PROBLEM TO SOLVE —
Read the lines that follow and tally those with the word "object"; give the number and nothing else.

---------- DATA ENTRIES ----------

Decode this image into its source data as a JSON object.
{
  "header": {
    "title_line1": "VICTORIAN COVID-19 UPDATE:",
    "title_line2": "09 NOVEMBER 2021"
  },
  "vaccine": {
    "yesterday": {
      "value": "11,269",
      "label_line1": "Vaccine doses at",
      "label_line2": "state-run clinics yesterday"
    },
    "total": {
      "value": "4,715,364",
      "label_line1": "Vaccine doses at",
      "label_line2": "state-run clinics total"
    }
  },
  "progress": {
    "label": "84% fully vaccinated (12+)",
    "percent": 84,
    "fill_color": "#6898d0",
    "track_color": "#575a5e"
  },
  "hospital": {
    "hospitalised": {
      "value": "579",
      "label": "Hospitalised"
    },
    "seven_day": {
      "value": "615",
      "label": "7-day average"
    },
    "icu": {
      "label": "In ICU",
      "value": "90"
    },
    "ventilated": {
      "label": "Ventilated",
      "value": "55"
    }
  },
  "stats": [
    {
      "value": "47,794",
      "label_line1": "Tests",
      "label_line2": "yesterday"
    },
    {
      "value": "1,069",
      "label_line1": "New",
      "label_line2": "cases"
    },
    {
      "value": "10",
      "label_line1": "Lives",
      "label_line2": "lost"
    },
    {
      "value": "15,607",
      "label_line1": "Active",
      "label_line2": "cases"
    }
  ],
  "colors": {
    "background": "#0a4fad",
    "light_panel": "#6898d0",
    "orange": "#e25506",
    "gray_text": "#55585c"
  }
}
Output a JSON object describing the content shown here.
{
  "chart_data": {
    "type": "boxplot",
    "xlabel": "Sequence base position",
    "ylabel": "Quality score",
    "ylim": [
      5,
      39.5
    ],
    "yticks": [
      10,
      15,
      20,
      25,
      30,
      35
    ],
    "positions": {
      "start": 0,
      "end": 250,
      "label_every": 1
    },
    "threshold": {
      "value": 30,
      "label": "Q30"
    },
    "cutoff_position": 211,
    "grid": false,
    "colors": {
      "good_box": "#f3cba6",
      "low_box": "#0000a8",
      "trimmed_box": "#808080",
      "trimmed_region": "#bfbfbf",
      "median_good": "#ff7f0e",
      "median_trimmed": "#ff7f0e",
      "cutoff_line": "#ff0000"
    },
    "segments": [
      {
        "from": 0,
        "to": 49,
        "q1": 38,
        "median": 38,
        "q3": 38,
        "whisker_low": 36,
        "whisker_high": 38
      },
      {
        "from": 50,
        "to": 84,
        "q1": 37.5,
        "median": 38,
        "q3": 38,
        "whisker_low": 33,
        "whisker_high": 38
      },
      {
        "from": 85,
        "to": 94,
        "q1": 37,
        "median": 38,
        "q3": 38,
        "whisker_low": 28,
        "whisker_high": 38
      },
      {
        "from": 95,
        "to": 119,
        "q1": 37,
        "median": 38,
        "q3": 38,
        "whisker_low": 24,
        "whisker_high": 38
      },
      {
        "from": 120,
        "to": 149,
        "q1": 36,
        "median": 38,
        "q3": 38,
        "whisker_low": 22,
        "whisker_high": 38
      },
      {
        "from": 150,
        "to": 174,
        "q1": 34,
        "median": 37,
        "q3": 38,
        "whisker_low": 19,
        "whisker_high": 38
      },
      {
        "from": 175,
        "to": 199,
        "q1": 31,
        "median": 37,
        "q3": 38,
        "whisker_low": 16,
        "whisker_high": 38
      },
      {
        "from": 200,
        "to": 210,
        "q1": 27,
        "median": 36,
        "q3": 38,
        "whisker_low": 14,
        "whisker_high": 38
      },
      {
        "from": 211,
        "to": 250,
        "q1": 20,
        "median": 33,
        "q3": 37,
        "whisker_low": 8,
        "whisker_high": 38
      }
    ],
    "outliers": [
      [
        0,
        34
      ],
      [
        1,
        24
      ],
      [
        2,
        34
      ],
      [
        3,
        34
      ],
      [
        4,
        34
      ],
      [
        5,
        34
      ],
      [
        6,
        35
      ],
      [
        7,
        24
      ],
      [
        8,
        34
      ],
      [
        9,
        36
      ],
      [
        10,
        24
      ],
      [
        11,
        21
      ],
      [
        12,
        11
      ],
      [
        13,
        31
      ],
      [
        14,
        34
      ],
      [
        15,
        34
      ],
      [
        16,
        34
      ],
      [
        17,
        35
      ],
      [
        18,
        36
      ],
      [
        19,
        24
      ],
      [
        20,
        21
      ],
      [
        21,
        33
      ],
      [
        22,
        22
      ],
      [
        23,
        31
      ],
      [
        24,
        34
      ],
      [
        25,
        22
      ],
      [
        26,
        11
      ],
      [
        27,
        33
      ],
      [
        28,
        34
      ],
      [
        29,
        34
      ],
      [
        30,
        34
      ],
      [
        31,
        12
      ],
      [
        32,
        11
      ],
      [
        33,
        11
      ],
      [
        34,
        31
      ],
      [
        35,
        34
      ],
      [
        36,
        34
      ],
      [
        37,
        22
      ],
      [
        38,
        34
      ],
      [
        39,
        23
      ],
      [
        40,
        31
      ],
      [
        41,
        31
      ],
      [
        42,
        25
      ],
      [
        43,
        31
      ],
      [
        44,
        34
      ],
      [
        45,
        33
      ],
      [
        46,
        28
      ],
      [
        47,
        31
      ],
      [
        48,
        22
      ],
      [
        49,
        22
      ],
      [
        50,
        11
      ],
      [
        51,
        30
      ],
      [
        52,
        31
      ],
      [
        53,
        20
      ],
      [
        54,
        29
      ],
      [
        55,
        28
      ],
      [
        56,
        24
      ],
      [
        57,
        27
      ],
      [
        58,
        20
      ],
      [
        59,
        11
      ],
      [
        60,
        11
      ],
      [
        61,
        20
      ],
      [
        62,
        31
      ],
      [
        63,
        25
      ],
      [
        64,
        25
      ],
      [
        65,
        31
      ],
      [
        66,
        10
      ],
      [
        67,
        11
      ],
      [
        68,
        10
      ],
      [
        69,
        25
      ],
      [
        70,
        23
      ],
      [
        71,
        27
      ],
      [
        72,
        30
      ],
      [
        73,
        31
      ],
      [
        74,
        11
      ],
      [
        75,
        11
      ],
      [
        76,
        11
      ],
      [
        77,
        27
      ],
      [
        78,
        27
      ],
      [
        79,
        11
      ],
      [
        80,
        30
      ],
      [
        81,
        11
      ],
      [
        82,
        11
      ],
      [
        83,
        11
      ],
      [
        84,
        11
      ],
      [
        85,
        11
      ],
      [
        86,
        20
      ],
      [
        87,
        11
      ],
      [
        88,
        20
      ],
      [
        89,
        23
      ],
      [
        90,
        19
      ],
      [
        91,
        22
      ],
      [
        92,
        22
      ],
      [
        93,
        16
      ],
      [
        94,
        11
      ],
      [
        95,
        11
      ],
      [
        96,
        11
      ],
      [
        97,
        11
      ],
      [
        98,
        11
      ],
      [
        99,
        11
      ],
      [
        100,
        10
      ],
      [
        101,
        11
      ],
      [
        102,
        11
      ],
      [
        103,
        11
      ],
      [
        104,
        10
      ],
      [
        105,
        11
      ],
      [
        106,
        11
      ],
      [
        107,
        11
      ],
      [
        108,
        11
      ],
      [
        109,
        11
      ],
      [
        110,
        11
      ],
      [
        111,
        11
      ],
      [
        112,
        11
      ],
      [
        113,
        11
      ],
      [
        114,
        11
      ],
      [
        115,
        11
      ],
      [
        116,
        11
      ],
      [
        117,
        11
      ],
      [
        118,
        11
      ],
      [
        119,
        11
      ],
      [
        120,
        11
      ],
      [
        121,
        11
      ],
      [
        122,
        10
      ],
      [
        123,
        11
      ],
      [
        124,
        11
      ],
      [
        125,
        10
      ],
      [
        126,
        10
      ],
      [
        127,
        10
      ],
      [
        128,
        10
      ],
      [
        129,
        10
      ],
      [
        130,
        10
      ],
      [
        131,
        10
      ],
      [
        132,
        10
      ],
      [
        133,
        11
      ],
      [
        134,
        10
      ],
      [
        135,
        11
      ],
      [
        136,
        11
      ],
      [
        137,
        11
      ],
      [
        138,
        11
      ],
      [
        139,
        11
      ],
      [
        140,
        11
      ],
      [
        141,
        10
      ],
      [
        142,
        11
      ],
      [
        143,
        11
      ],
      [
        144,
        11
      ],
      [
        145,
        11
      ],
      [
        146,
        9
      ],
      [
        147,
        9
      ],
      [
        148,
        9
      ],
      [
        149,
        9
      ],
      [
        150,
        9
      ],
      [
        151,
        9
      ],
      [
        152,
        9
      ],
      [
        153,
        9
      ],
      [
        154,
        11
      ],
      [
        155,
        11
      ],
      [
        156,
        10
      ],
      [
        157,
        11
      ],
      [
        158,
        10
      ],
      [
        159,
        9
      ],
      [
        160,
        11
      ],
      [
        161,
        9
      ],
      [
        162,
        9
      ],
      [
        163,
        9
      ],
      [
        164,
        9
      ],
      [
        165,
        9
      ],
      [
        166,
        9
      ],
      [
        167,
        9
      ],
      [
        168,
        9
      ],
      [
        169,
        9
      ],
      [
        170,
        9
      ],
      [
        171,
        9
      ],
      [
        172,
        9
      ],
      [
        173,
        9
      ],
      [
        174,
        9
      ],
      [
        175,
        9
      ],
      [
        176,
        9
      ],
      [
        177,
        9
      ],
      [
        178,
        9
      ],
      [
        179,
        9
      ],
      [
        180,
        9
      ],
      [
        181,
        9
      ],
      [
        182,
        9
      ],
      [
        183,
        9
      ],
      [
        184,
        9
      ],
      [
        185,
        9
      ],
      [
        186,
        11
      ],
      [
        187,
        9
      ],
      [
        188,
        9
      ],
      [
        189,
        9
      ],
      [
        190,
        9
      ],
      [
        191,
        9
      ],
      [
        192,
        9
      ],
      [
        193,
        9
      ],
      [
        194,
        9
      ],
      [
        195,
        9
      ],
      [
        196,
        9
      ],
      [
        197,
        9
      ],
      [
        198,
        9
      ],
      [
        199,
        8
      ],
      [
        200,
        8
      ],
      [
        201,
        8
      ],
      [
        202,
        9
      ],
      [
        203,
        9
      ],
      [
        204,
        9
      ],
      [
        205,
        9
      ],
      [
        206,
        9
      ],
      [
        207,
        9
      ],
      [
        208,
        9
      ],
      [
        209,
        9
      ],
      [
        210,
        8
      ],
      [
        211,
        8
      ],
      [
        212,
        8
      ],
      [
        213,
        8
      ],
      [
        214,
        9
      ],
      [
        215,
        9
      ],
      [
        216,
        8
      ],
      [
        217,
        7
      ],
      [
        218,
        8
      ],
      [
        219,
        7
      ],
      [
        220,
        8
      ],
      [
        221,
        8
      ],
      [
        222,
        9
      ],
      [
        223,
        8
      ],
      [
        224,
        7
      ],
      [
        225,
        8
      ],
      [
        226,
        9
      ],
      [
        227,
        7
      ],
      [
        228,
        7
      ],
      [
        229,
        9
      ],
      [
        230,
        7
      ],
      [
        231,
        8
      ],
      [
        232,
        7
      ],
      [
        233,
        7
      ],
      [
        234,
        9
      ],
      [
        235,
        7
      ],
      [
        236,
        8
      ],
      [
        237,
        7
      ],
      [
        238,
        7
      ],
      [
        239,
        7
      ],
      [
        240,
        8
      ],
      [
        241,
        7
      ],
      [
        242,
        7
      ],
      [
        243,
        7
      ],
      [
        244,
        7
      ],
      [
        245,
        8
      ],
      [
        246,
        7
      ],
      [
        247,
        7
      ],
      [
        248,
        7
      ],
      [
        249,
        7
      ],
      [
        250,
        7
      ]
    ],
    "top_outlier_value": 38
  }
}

----------

RESPONSE —
2